(Work to complete)
What lines of the data hold the string "Jaya"? Pull each one out.

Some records

_ _ _ _ _ _ _

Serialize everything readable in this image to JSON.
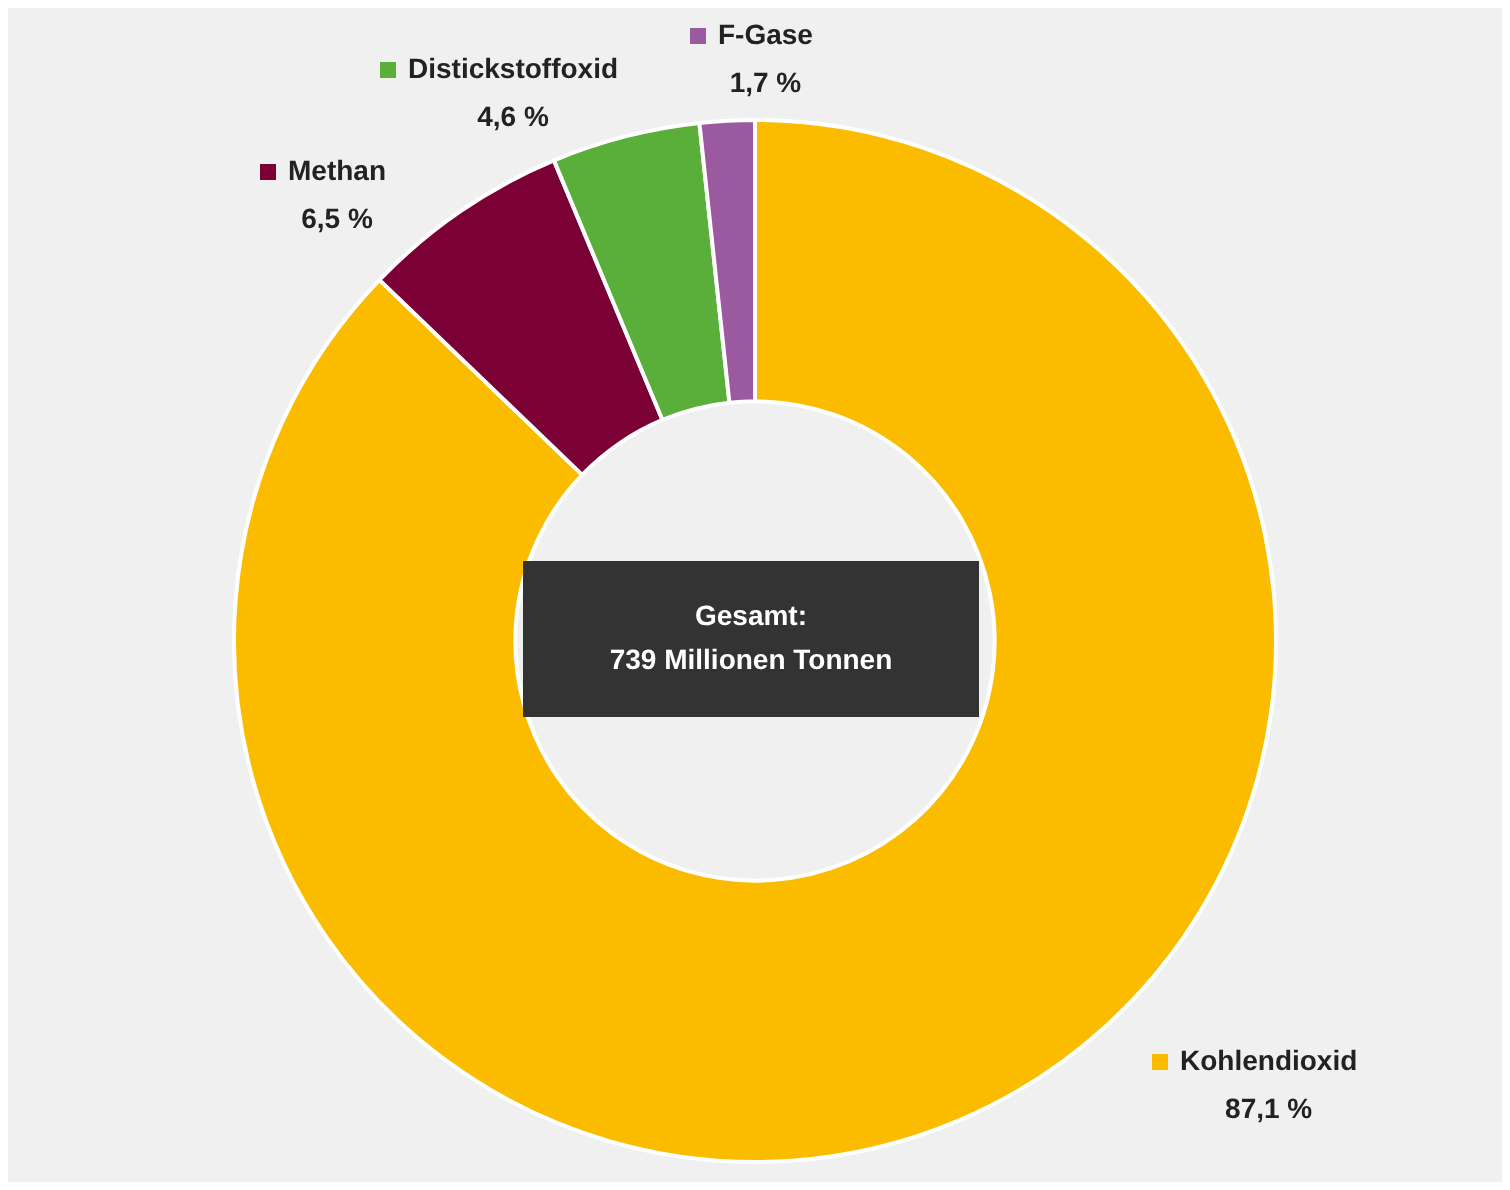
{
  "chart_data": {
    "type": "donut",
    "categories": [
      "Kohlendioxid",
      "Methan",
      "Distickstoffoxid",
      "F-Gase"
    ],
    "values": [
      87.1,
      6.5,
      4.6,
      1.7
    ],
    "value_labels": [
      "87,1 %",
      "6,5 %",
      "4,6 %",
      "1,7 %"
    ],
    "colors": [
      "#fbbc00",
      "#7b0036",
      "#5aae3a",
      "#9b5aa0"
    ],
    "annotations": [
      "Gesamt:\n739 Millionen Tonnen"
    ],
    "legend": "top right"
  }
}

_ _ _ _ _ _ _

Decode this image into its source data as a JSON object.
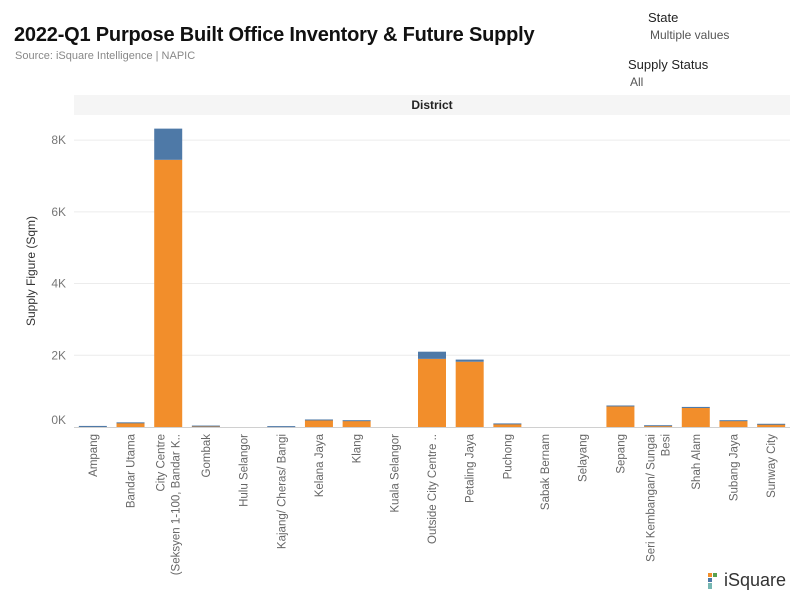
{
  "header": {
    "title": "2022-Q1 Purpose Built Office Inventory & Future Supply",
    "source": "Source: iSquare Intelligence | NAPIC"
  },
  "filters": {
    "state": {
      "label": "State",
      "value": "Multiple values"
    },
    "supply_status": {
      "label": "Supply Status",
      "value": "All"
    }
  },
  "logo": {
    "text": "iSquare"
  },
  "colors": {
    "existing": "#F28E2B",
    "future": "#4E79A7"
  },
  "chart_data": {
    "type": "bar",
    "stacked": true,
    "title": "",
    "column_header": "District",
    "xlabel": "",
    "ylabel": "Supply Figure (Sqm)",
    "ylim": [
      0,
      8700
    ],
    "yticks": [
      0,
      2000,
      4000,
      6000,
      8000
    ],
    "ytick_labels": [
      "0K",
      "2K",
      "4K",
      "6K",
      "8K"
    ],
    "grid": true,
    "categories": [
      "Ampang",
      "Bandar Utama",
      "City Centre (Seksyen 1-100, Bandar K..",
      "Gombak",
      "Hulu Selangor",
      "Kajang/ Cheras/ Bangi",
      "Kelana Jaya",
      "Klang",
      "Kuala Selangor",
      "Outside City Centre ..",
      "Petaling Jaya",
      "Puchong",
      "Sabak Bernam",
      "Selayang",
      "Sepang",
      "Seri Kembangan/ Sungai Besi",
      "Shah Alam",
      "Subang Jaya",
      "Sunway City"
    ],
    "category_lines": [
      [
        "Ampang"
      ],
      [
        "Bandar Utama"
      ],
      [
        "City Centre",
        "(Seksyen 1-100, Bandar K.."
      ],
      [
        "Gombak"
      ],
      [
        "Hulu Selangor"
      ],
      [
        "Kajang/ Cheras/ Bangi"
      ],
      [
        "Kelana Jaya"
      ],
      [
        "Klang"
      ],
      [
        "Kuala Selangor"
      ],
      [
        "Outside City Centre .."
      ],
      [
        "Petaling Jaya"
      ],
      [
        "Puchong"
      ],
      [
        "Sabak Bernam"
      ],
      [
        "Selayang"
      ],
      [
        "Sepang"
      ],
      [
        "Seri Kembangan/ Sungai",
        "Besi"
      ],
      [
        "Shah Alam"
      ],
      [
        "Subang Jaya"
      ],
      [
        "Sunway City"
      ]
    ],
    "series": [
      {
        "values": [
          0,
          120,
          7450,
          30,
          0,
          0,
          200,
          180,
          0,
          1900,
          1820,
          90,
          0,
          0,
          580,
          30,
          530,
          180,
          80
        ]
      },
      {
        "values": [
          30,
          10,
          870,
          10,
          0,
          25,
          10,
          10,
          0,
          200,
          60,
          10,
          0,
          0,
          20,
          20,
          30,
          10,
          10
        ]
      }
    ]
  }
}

_ _ _ _ _ _ _

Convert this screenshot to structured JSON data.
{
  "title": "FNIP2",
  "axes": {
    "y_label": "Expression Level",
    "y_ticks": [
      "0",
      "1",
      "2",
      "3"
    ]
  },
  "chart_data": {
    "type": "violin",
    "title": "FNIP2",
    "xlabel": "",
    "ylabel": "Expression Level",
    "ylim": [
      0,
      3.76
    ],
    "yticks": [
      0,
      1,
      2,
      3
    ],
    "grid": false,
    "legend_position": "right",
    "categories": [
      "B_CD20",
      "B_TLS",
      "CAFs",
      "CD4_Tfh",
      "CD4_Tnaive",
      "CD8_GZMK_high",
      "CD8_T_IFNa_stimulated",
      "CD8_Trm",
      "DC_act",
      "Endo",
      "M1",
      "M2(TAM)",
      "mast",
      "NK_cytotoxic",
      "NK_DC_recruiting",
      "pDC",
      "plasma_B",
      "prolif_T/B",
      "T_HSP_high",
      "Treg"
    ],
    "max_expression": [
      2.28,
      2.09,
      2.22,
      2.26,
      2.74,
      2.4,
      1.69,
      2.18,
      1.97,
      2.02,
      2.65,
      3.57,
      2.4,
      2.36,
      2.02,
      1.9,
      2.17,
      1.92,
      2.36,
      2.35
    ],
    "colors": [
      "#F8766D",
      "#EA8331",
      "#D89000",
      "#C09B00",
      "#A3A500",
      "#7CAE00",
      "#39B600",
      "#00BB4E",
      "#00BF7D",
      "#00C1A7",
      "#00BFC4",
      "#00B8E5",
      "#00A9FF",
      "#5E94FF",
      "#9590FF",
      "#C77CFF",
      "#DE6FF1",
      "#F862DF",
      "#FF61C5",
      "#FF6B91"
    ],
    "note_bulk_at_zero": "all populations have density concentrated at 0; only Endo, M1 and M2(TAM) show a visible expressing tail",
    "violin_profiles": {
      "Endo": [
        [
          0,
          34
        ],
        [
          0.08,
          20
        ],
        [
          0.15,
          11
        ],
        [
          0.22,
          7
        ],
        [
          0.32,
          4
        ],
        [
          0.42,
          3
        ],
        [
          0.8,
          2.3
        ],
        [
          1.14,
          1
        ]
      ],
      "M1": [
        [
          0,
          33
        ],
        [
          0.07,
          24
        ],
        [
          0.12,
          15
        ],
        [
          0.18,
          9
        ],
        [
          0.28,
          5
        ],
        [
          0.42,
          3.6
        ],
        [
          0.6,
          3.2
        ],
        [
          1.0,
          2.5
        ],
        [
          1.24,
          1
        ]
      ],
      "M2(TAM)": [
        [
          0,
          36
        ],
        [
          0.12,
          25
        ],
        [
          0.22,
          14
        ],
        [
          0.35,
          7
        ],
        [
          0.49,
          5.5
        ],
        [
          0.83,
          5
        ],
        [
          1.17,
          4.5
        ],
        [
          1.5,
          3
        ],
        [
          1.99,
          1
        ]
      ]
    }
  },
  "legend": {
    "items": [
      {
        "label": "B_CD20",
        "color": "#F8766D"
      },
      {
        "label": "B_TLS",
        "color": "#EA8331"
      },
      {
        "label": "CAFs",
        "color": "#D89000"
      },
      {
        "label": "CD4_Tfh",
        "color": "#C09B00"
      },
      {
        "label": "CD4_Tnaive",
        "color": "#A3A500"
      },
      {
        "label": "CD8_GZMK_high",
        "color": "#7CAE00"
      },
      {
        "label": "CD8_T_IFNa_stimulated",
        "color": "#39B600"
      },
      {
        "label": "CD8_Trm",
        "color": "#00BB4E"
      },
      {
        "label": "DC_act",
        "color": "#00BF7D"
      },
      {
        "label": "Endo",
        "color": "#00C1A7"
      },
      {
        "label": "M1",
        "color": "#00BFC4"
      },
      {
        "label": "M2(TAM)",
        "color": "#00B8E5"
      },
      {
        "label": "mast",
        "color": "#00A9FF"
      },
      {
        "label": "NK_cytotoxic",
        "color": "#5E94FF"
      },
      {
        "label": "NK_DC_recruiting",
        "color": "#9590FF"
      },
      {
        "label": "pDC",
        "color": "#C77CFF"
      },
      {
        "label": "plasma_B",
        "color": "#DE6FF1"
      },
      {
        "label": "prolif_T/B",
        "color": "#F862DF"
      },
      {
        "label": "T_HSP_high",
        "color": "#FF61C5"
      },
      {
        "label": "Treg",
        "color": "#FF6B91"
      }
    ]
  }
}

_ _ _ _ _ _ _

(Correct result)
      "Kelana Jaya",
      "Petaling Jaya",
      "Subang Jaya",
        "Kelana Jaya"
        "Petaling Jaya"
        "Subang Jaya"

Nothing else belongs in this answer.